begin Input material
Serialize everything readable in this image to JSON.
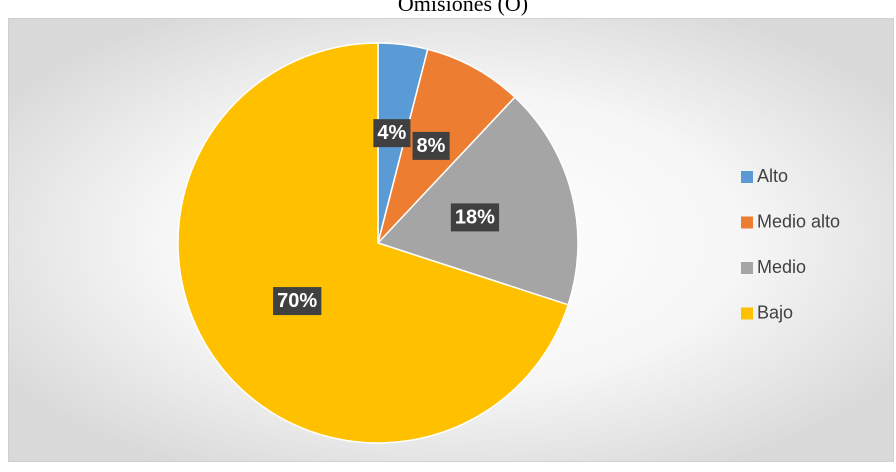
{
  "chart_data": {
    "type": "pie",
    "title": "Omisiones (O)",
    "categories": [
      "Alto",
      "Medio alto",
      "Medio",
      "Bajo"
    ],
    "values": [
      4,
      8,
      18,
      70
    ],
    "value_labels": [
      "4%",
      "8%",
      "18%",
      "70%"
    ],
    "colors": [
      "#5b9bd5",
      "#ed7d31",
      "#a5a5a5",
      "#ffc000"
    ],
    "legend": "right"
  }
}
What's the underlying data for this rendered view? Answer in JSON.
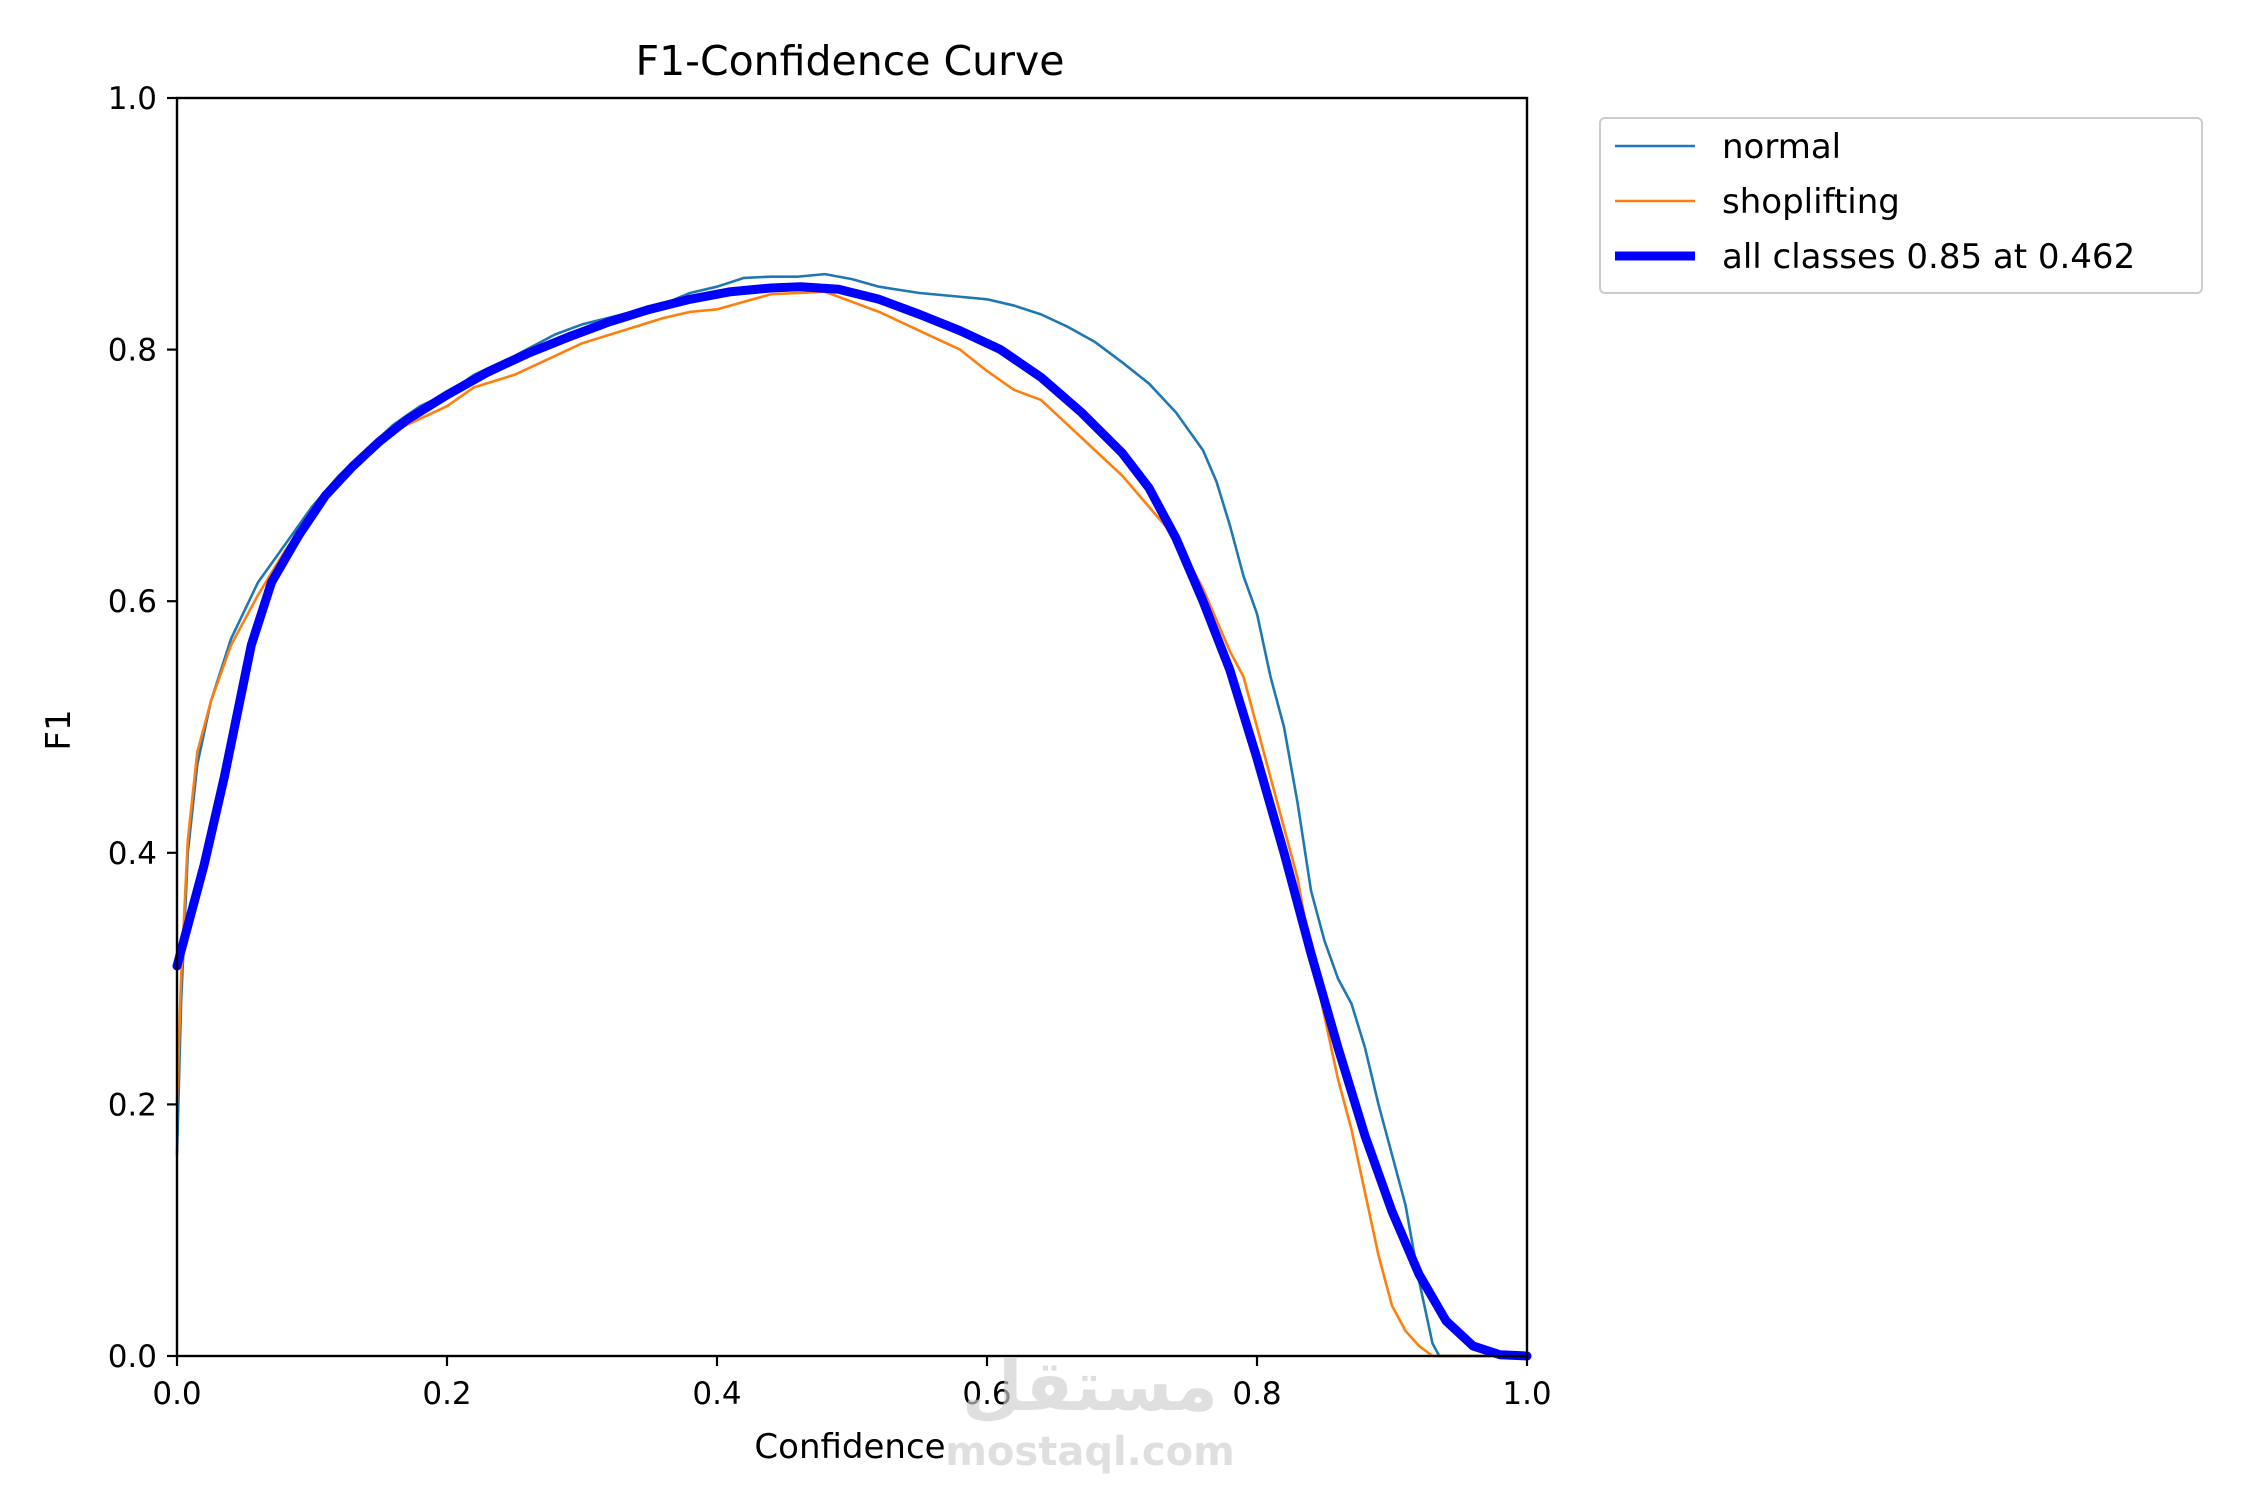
end Input material
Using the material above, retype each entry exactly and omit the pictures.

Serialize everything readable in this image to JSON.
{
  "chart_data": {
    "type": "pie",
    "title": "Omisiones (O)",
    "categories": [
      "Alto",
      "Medio alto",
      "Medio",
      "Bajo"
    ],
    "values": [
      4,
      8,
      18,
      70
    ],
    "value_labels": [
      "4%",
      "8%",
      "18%",
      "70%"
    ],
    "colors": [
      "#5b9bd5",
      "#ed7d31",
      "#a5a5a5",
      "#ffc000"
    ],
    "legend": "right"
  }
}
What's the underlying data for this rendered view? Answer in JSON.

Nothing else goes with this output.